++++ DATA TO PROCESS
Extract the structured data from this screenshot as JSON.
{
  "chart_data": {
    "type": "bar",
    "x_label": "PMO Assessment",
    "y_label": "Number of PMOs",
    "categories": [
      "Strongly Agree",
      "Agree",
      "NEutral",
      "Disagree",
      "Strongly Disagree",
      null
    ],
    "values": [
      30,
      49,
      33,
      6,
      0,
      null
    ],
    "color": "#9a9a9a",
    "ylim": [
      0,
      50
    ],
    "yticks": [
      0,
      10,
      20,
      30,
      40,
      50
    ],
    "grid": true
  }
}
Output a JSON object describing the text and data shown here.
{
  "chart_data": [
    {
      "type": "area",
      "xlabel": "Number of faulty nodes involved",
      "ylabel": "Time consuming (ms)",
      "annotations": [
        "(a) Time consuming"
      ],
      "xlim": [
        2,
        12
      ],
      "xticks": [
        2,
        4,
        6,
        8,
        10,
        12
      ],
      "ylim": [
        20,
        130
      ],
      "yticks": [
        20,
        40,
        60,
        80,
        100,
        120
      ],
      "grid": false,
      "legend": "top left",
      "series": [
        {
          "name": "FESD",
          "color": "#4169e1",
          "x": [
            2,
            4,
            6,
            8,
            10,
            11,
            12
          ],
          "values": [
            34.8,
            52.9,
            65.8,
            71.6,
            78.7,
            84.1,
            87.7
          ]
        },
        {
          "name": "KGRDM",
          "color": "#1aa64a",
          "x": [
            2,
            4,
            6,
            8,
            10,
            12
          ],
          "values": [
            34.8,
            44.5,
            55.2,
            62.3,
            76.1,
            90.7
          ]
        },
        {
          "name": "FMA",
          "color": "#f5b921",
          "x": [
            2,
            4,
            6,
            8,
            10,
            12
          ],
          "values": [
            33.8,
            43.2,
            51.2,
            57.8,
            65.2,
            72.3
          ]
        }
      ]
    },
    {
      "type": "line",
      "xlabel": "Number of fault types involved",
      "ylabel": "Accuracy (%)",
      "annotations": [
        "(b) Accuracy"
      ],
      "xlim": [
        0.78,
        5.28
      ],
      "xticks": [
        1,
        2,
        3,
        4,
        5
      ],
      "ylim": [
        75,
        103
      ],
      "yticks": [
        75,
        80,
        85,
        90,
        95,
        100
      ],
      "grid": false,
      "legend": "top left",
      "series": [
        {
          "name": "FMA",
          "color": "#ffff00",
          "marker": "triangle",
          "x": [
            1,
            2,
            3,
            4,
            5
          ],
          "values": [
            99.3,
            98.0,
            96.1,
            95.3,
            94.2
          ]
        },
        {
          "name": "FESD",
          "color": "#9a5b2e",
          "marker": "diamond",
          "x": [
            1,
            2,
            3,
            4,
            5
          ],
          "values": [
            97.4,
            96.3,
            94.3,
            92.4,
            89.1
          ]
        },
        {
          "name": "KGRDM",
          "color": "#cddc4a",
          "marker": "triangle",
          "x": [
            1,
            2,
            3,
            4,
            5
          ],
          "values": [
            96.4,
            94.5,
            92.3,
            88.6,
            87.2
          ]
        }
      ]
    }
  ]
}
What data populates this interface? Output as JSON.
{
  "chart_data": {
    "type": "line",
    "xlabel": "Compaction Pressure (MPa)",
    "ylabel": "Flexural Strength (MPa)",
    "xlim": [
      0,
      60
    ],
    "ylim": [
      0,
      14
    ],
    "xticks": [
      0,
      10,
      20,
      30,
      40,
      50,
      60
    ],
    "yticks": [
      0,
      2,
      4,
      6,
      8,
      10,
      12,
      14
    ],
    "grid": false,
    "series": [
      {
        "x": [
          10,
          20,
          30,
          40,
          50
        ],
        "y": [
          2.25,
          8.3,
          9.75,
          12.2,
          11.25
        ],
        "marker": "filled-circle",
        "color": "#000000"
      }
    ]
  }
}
++++++++
TASK BRIEF: Please restate the whole listing word for word.

FINISHED EXERCISE:
Extract the structured data from this screenshot as JSON.
{
  "chart_data": {
    "type": "bar",
    "x_label": "PMO Assessment",
    "y_label": "Number of PMOs",
    "categories": [
      "Strongly Agree",
      "Agree",
      "NEutral",
      "Disagree",
      "Strongly Disagree",
      null
    ],
    "values": [
      30,
      49,
      33,
      6,
      0,
      null
    ],
    "color": "#9a9a9a",
    "ylim": [
      0,
      50
    ],
    "yticks": [
      0,
      10,
      20,
      30,
      40,
      50
    ],
    "grid": true
  }
}
Output a JSON object describing the text and data shown here.
{
  "chart_data": [
    {
      "type": "area",
      "xlabel": "Number of faulty nodes involved",
      "ylabel": "Time consuming (ms)",
      "annotations": [
        "(a) Time consuming"
      ],
      "xlim": [
        2,
        12
      ],
      "xticks": [
        2,
        4,
        6,
        8,
        10,
        12
      ],
      "ylim": [
        20,
        130
      ],
      "yticks": [
        20,
        40,
        60,
        80,
        100,
        120
      ],
      "grid": false,
      "legend": "top left",
      "series": [
        {
          "name": "FESD",
          "color": "#4169e1",
          "x": [
            2,
            4,
            6,
            8,
            10,
            11,
            12
          ],
          "values": [
            34.8,
            52.9,
            65.8,
            71.6,
            78.7,
            84.1,
            87.7
          ]
        },
        {
          "name": "KGRDM",
          "color": "#1aa64a",
          "x": [
            2,
            4,
            6,
            8,
            10,
            12
          ],
          "values": [
            34.8,
            44.5,
            55.2,
            62.3,
            76.1,
            90.7
          ]
        },
        {
          "name": "FMA",
          "color": "#f5b921",
          "x": [
            2,
            4,
            6,
            8,
            10,
            12
          ],
          "values": [
            33.8,
            43.2,
            51.2,
            57.8,
            65.2,
            72.3
          ]
        }
      ]
    },
    {
      "type": "line",
      "xlabel": "Number of fault types involved",
      "ylabel": "Accuracy (%)",
      "annotations": [
        "(b) Accuracy"
      ],
      "xlim": [
        0.78,
        5.28
      ],
      "xticks": [
        1,
        2,
        3,
        4,
        5
      ],
      "ylim": [
        75,
        103
      ],
      "yticks": [
        75,
        80,
        85,
        90,
        95,
        100
      ],
      "grid": false,
      "legend": "top left",
      "series": [
        {
          "name": "FMA",
          "color": "#ffff00",
          "marker": "triangle",
          "x": [
            1,
            2,
            3,
            4,
            5
          ],
          "values": [
            99.3,
            98.0,
            96.1,
            95.3,
            94.2
          ]
        },
        {
          "name": "FESD",
          "color": "#9a5b2e",
          "marker": "diamond",
          "x": [
            1,
            2,
            3,
            4,
            5
          ],
          "values": [
            97.4,
            96.3,
            94.3,
            92.4,
            89.1
          ]
        },
        {
          "name": "KGRDM",
          "color": "#cddc4a",
          "marker": "triangle",
          "x": [
            1,
            2,
            3,
            4,
            5
          ],
          "values": [
            96.4,
            94.5,
            92.3,
            88.6,
            87.2
          ]
        }
      ]
    }
  ]
}
What data populates this interface? Output as JSON.
{
  "chart_data": {
    "type": "line",
    "xlabel": "Compaction Pressure (MPa)",
    "ylabel": "Flexural Strength (MPa)",
    "xlim": [
      0,
      60
    ],
    "ylim": [
      0,
      14
    ],
    "xticks": [
      0,
      10,
      20,
      30,
      40,
      50,
      60
    ],
    "yticks": [
      0,
      2,
      4,
      6,
      8,
      10,
      12,
      14
    ],
    "grid": false,
    "series": [
      {
        "x": [
          10,
          20,
          30,
          40,
          50
        ],
        "y": [
          2.25,
          8.3,
          9.75,
          12.2,
          11.25
        ],
        "marker": "filled-circle",
        "color": "#000000"
      }
    ]
  }
}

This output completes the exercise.